State how many lines of the entries hold the string "Study", and output nothing but that count.

BEGIN TASK MATERIAL

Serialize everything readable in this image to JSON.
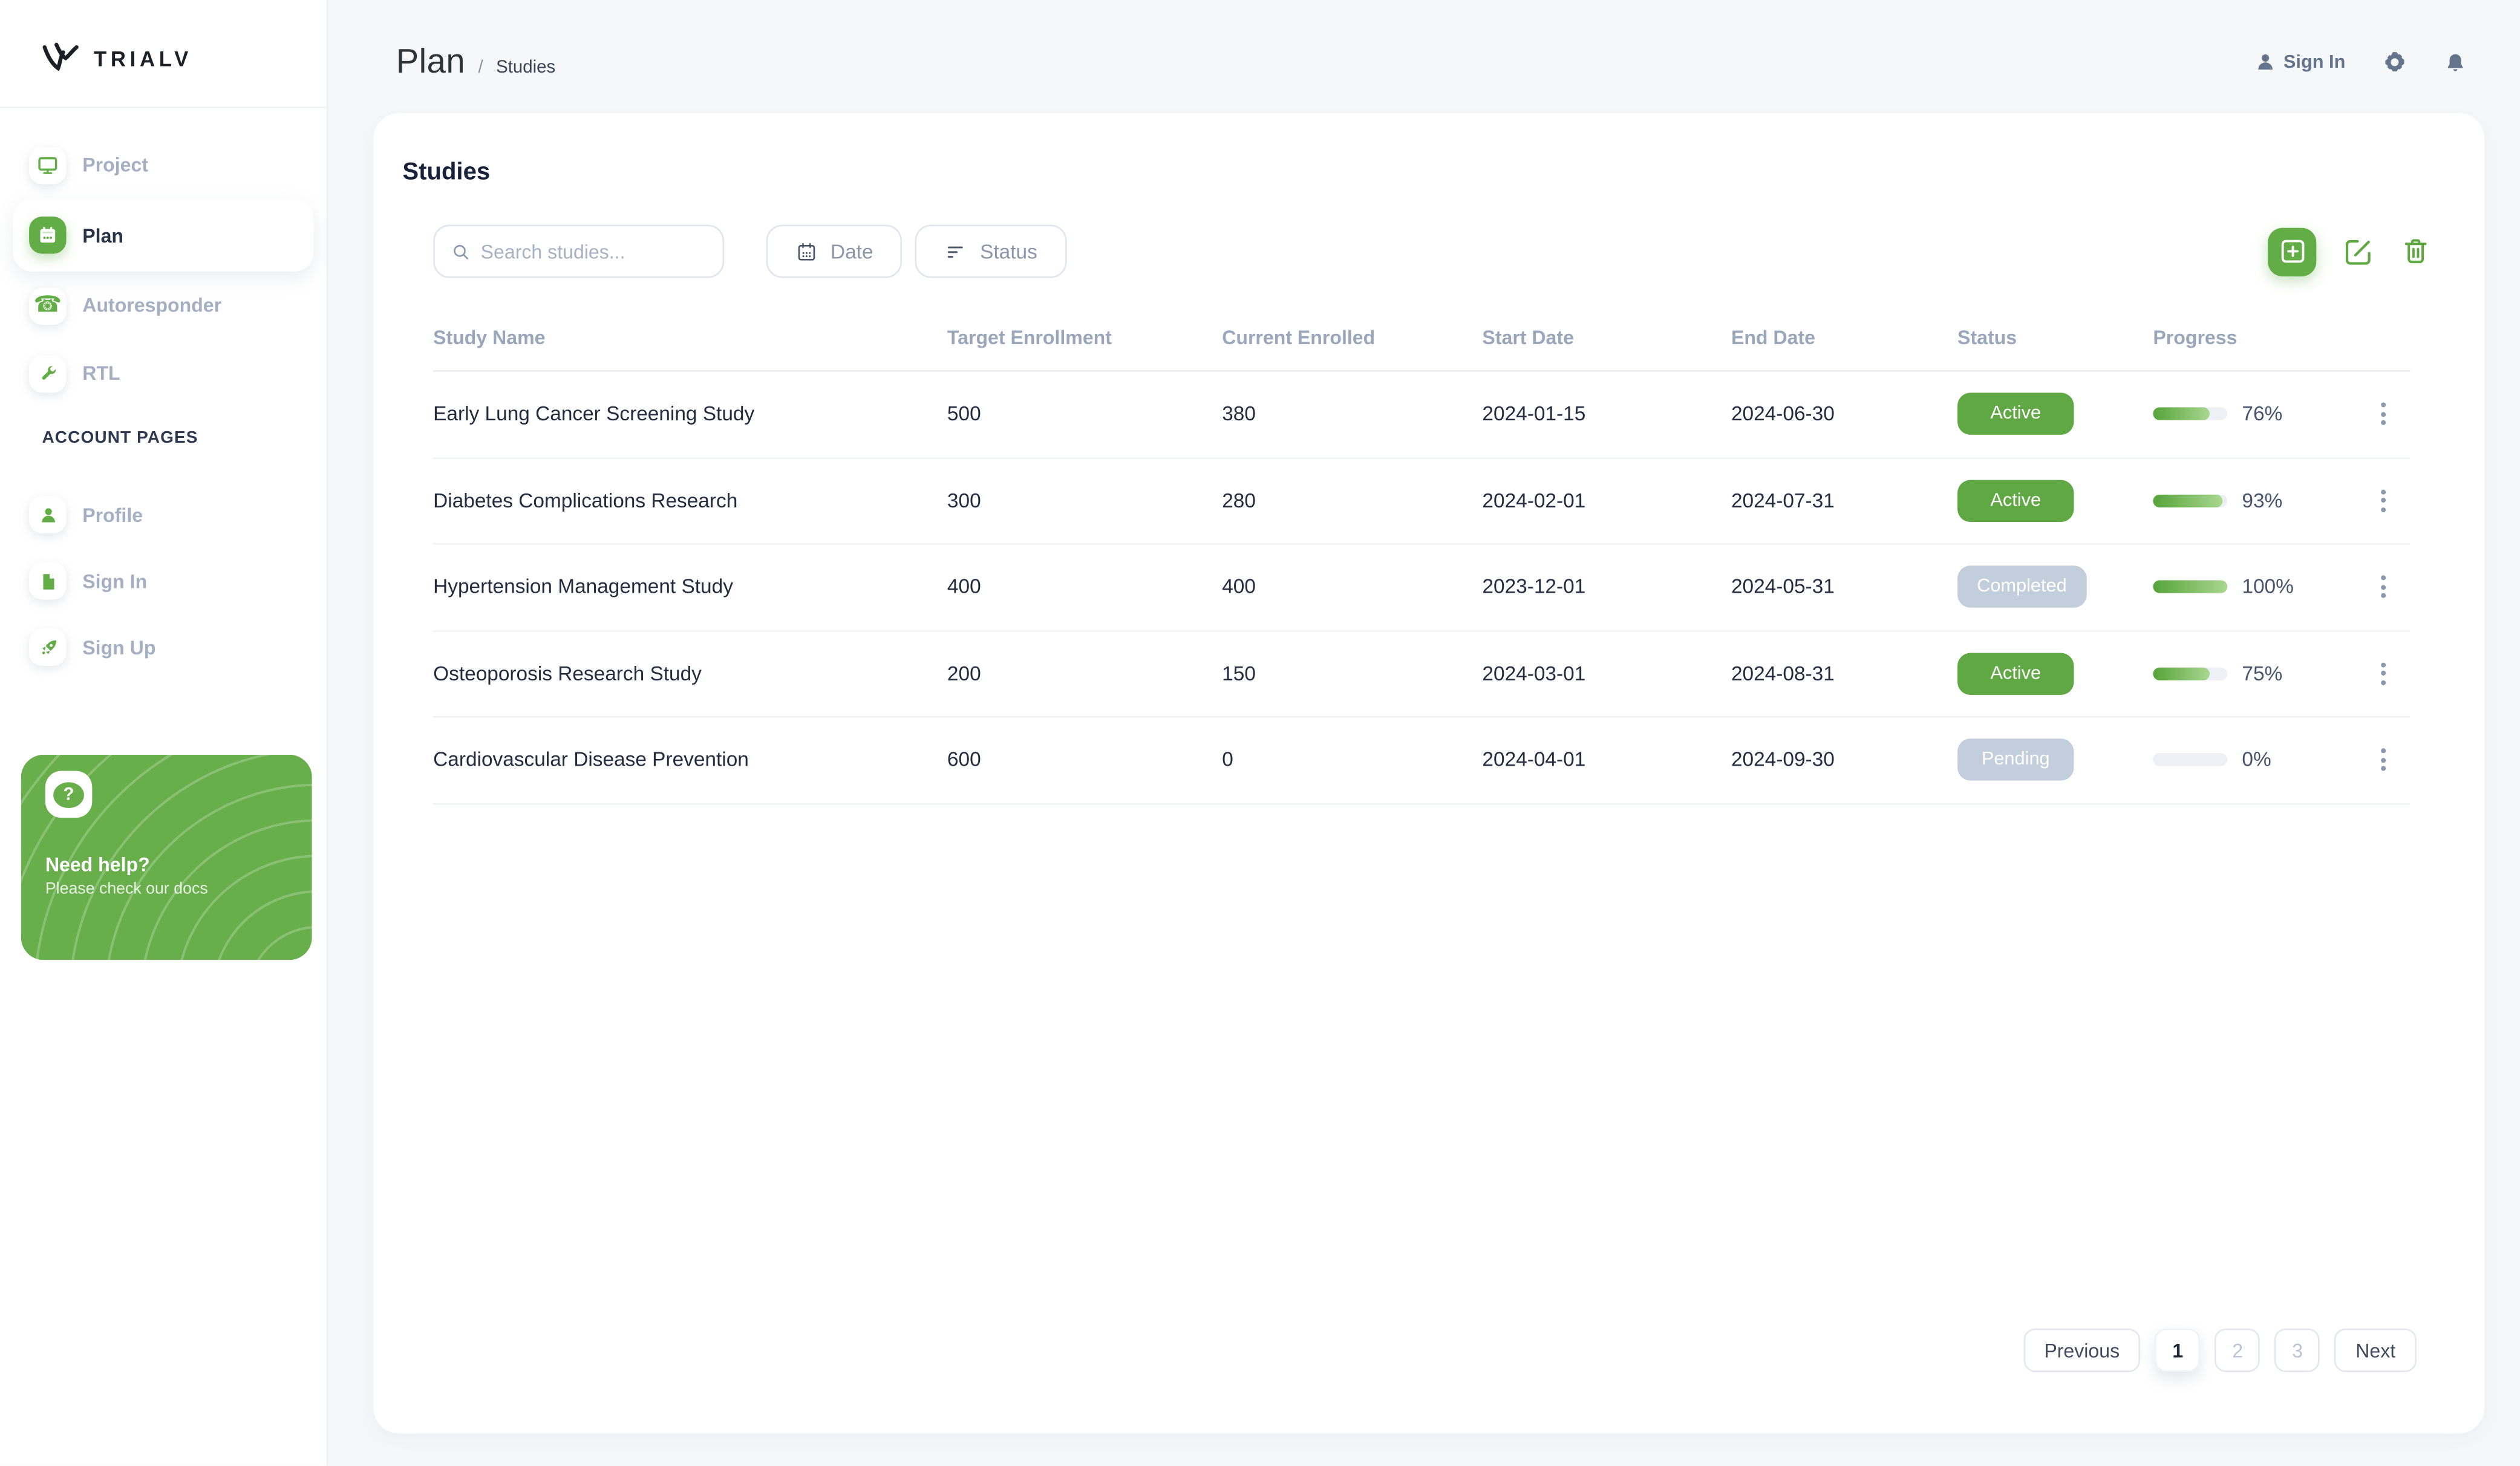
{
  "brand": {
    "name": "TRIALV"
  },
  "topbar": {
    "title": "Plan",
    "separator": "/",
    "breadcrumb": "Studies",
    "sign_in": "Sign In"
  },
  "sidebar": {
    "items": [
      {
        "label": "Project",
        "icon": "monitor-icon",
        "active": false
      },
      {
        "label": "Plan",
        "icon": "calendar-icon",
        "active": true
      },
      {
        "label": "Autoresponder",
        "icon": "phone-icon",
        "active": false
      },
      {
        "label": "RTL",
        "icon": "wrench-icon",
        "active": false
      }
    ],
    "section": "ACCOUNT PAGES",
    "account_items": [
      {
        "label": "Profile",
        "icon": "person-icon"
      },
      {
        "label": "Sign In",
        "icon": "document-icon"
      },
      {
        "label": "Sign Up",
        "icon": "rocket-icon"
      }
    ],
    "help": {
      "title": "Need help?",
      "subtitle": "Please check our docs"
    }
  },
  "studies": {
    "title": "Studies",
    "search_placeholder": "Search studies...",
    "date_label": "Date",
    "status_label": "Status",
    "columns": [
      "Study Name",
      "Target Enrollment",
      "Current Enrolled",
      "Start Date",
      "End Date",
      "Status",
      "Progress"
    ],
    "rows": [
      {
        "name": "Early Lung Cancer Screening Study",
        "target": "500",
        "current": "380",
        "start": "2024-01-15",
        "end": "2024-06-30",
        "status": "Active",
        "progress_pct": 76,
        "progress_label": "76%"
      },
      {
        "name": "Diabetes Complications Research",
        "target": "300",
        "current": "280",
        "start": "2024-02-01",
        "end": "2024-07-31",
        "status": "Active",
        "progress_pct": 93,
        "progress_label": "93%"
      },
      {
        "name": "Hypertension Management Study",
        "target": "400",
        "current": "400",
        "start": "2023-12-01",
        "end": "2024-05-31",
        "status": "Completed",
        "progress_pct": 100,
        "progress_label": "100%"
      },
      {
        "name": "Osteoporosis Research Study",
        "target": "200",
        "current": "150",
        "start": "2024-03-01",
        "end": "2024-08-31",
        "status": "Active",
        "progress_pct": 75,
        "progress_label": "75%"
      },
      {
        "name": "Cardiovascular Disease Prevention",
        "target": "600",
        "current": "0",
        "start": "2024-04-01",
        "end": "2024-09-30",
        "status": "Pending",
        "progress_pct": 0,
        "progress_label": "0%"
      }
    ],
    "pagination": {
      "previous": "Previous",
      "pages": [
        "1",
        "2",
        "3"
      ],
      "active": "1",
      "next": "Next"
    }
  },
  "colors": {
    "brand_green": "#63ad47",
    "badge_green": "#5fa843",
    "badge_gray": "#c3cedd",
    "progress_gradient_start": "#56a339",
    "progress_gradient_end": "#a9d78f",
    "background": "#f6f7f9"
  }
}
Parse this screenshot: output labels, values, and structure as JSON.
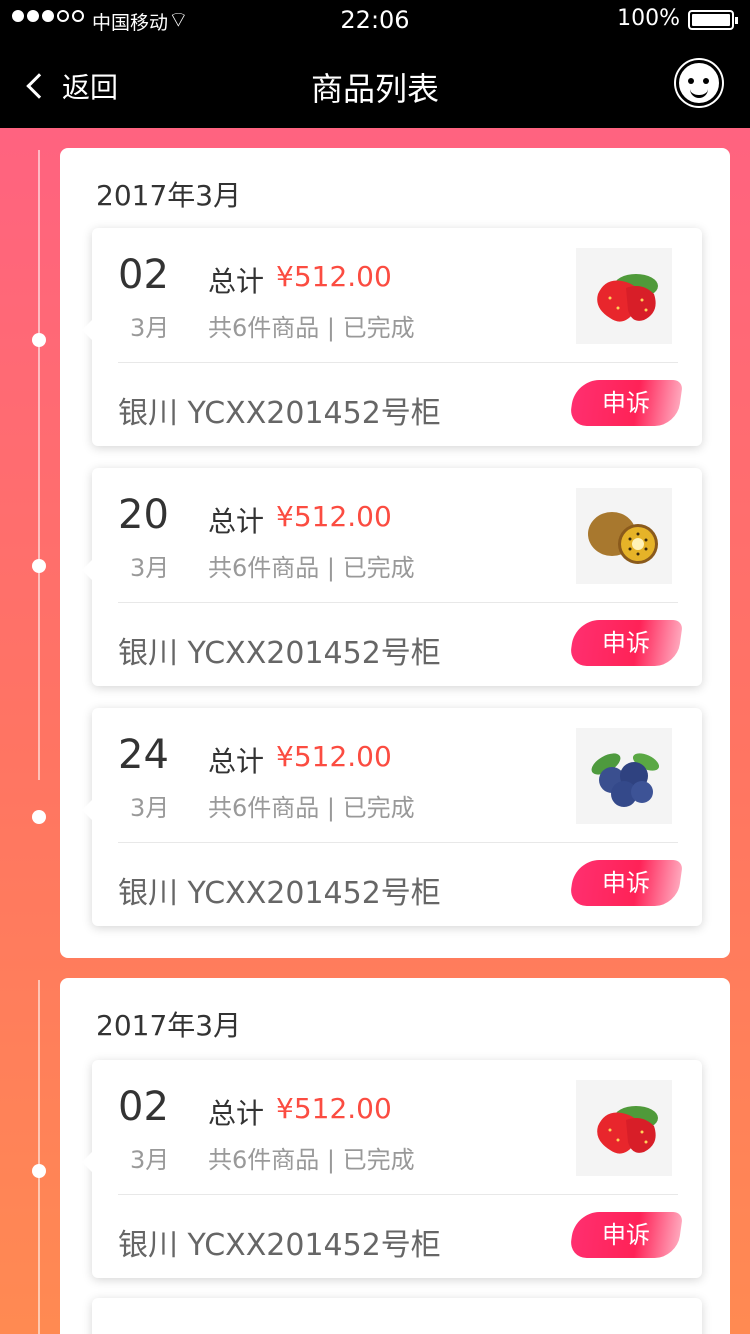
{
  "status_bar": {
    "carrier": "中国移动",
    "time": "22:06",
    "battery": "100%"
  },
  "nav": {
    "back_label": "返回",
    "title": "商品列表"
  },
  "groups": [
    {
      "month_title": "2017年3月",
      "orders": [
        {
          "day": "02",
          "month": "3月",
          "total_label": "总计",
          "price": "¥512.00",
          "summary": "共6件商品 | 已完成",
          "cabinet": "银川 YCXX201452号柜",
          "appeal_label": "申诉",
          "product": "strawberry-image"
        },
        {
          "day": "20",
          "month": "3月",
          "total_label": "总计",
          "price": "¥512.00",
          "summary": "共6件商品 | 已完成",
          "cabinet": "银川 YCXX201452号柜",
          "appeal_label": "申诉",
          "product": "kiwi-image"
        },
        {
          "day": "24",
          "month": "3月",
          "total_label": "总计",
          "price": "¥512.00",
          "summary": "共6件商品 | 已完成",
          "cabinet": "银川 YCXX201452号柜",
          "appeal_label": "申诉",
          "product": "blueberry-image"
        }
      ]
    },
    {
      "month_title": "2017年3月",
      "orders": [
        {
          "day": "02",
          "month": "3月",
          "total_label": "总计",
          "price": "¥512.00",
          "summary": "共6件商品 | 已完成",
          "cabinet": "银川 YCXX201452号柜",
          "appeal_label": "申诉",
          "product": "strawberry-image"
        }
      ]
    }
  ],
  "colors": {
    "price": "#fb4c41",
    "primary_text": "#333333",
    "secondary_text": "#999999",
    "cabinet_text": "#666666",
    "appeal": "#ff2257"
  }
}
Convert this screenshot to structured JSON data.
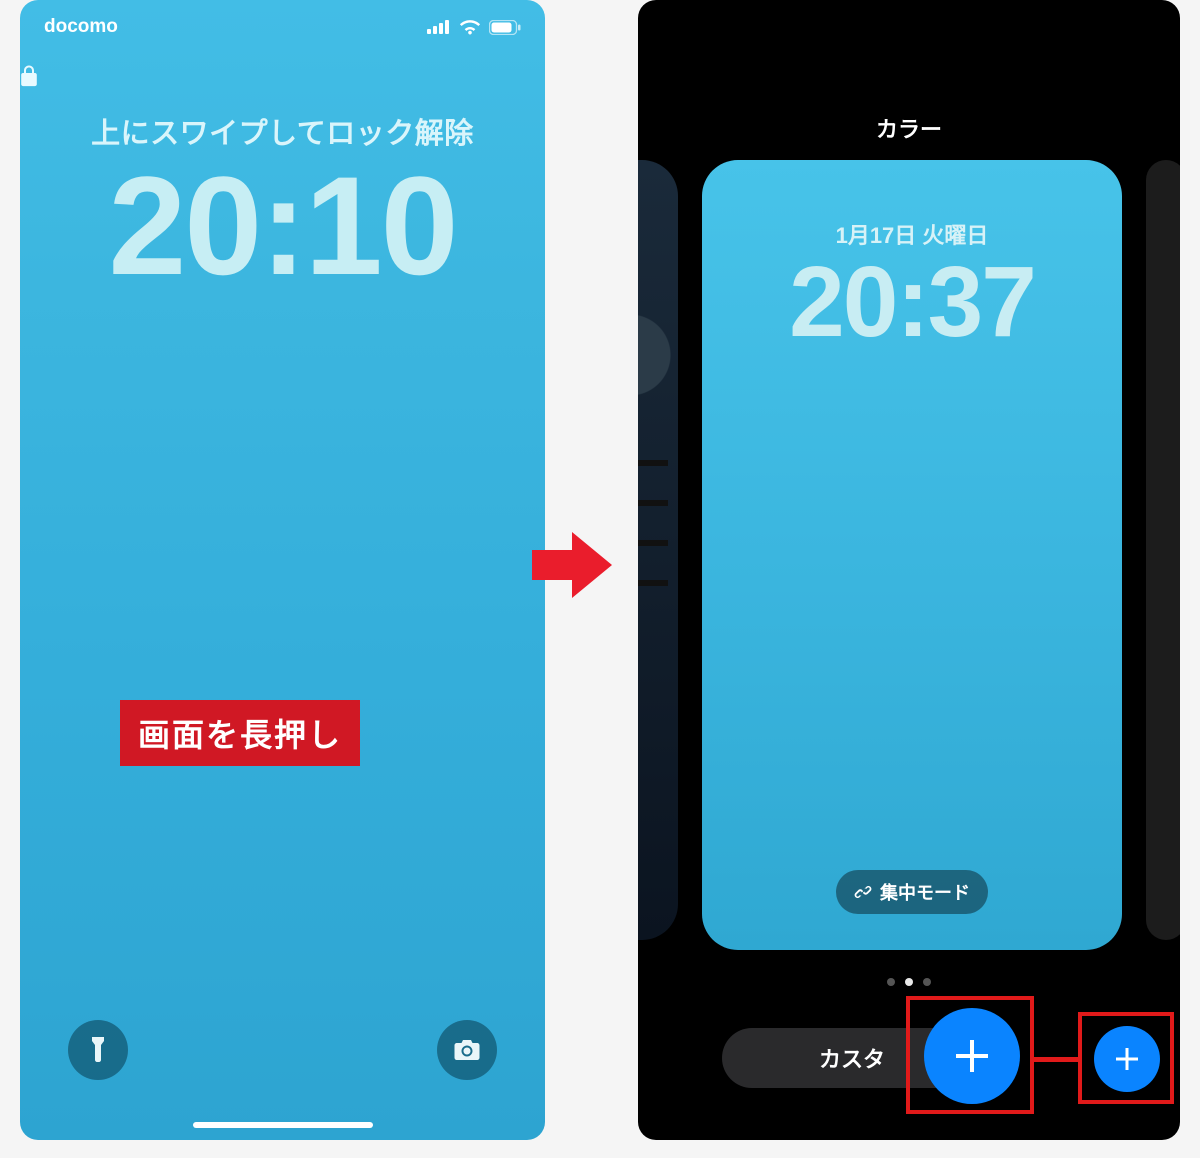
{
  "left": {
    "carrier": "docomo",
    "swipe_hint": "上にスワイプしてロック解除",
    "time": "20:10",
    "callout": "画面を長押し"
  },
  "right": {
    "gallery_title": "カラー",
    "preview_date": "1月17日 火曜日",
    "preview_time": "20:37",
    "focus_label": "集中モード",
    "customize_label": "カスタ"
  },
  "icons": {
    "lock": "lock-icon",
    "flashlight": "flashlight-icon",
    "camera": "camera-icon",
    "link": "link-icon",
    "plus": "plus-icon",
    "signal": "signal-icon",
    "wifi": "wifi-icon",
    "battery": "battery-icon"
  },
  "colors": {
    "accent_blue": "#0a84ff",
    "callout_red": "#d01824",
    "highlight_red": "#e11a1a"
  }
}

END TASK MATERIAL

RESULT OF THE TASK.
4